##### Quoted passage
Alabama’s offense posted 524 total yards and a season-high 8.59 yards per play last week against Texas A&M but had 28 carries for 109 yards. It was the fewest carries for Alabama since posting 21 in a 2013 win over Colorado State, and the fewest rushing yards since a 2014 win against Arkansas.
Alabama also took the ball with 7:36 to go but stalled out after two first downs, punting to Texas A&M with 3:03 to go. Alabama had similar situations against Ole Miss, Arkansas State and Louisville. Against Ole Miss, UA started a drive with 4:09 before the backup offense went three-and-out to give the ball back to the Rebels. Against Arkansas State, the backup offense went three-and-out after taking over with 2:41 to go. Louisville got the ball with 3:39 to go in the game after forcing another three-and-out and scored a touchdown on its final possession.
##########
Your goal: In the passage about Alabama's offense, how many carries and rushing yards did Alabama have against Texas A&M?
##### Listed entries
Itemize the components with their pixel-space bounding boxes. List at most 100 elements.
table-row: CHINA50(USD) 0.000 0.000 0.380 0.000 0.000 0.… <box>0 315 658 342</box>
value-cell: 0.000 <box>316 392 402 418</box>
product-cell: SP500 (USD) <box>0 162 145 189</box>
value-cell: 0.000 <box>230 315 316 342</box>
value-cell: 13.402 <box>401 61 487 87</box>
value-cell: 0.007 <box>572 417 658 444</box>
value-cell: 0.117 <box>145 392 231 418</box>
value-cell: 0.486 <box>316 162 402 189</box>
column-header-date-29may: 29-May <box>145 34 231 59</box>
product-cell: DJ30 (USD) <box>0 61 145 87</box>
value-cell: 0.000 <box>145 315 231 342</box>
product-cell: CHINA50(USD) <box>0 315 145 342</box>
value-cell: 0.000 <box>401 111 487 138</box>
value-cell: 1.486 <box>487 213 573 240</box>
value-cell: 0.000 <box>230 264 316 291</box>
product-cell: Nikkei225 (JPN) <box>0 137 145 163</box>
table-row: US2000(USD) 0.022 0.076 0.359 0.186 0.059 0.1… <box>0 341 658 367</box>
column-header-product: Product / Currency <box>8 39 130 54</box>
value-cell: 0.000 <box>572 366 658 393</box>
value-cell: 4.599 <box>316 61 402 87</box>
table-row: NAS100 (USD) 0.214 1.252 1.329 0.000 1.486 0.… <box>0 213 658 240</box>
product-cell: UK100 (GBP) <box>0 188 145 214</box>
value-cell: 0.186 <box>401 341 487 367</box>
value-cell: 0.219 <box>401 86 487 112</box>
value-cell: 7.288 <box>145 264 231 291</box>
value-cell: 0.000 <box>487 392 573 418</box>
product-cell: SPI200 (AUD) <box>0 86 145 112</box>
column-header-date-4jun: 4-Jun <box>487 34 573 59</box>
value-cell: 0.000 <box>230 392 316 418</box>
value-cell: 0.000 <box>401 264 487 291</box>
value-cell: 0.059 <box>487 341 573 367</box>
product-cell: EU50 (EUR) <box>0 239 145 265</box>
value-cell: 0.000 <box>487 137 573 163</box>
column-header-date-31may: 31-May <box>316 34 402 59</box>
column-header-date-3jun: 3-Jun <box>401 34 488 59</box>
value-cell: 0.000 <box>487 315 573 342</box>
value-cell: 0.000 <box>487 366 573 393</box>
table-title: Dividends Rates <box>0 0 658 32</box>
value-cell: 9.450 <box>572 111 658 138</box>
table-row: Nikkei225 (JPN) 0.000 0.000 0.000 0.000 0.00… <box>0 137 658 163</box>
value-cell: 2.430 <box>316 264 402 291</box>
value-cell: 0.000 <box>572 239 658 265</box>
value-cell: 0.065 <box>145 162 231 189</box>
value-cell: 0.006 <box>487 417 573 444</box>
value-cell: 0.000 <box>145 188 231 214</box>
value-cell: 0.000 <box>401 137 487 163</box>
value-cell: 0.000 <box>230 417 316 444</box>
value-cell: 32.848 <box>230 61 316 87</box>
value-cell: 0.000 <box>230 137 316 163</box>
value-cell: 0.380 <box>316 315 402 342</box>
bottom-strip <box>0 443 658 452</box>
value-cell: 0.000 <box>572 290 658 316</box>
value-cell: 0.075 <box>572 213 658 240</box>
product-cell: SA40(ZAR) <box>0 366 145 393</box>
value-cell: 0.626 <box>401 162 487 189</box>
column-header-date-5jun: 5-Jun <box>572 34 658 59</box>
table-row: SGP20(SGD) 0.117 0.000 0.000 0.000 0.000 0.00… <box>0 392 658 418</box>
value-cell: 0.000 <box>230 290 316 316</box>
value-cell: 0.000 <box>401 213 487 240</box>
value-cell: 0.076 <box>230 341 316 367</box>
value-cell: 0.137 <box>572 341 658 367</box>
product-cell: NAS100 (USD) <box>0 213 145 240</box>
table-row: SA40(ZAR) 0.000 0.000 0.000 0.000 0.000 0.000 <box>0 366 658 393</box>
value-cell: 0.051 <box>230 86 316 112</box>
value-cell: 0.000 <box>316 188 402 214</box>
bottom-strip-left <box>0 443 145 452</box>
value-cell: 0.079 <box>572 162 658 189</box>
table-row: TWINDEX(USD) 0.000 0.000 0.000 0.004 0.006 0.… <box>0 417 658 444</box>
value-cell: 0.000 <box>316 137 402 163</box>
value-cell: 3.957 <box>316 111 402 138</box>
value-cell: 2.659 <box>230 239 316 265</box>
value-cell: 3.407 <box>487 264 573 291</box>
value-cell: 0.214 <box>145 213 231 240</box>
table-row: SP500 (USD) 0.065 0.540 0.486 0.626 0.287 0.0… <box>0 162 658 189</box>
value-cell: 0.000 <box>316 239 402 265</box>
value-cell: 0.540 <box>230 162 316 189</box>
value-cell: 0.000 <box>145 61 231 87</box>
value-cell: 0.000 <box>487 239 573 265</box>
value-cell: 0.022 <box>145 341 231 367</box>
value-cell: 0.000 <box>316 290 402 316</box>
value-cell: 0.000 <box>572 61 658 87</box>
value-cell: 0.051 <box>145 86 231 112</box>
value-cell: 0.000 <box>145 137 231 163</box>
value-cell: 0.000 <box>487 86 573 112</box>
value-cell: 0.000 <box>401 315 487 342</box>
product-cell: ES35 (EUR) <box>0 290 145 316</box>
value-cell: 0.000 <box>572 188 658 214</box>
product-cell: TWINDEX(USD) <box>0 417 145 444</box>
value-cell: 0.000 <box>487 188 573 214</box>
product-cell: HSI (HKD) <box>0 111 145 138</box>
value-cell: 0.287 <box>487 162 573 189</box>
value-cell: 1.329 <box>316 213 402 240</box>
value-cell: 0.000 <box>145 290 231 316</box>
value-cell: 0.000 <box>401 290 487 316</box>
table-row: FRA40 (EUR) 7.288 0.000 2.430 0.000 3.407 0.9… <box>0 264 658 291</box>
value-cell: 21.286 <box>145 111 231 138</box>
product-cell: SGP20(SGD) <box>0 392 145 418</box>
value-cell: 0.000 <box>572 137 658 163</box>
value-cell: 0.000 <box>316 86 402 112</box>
##########
Written reply: 28 carries for 109 yards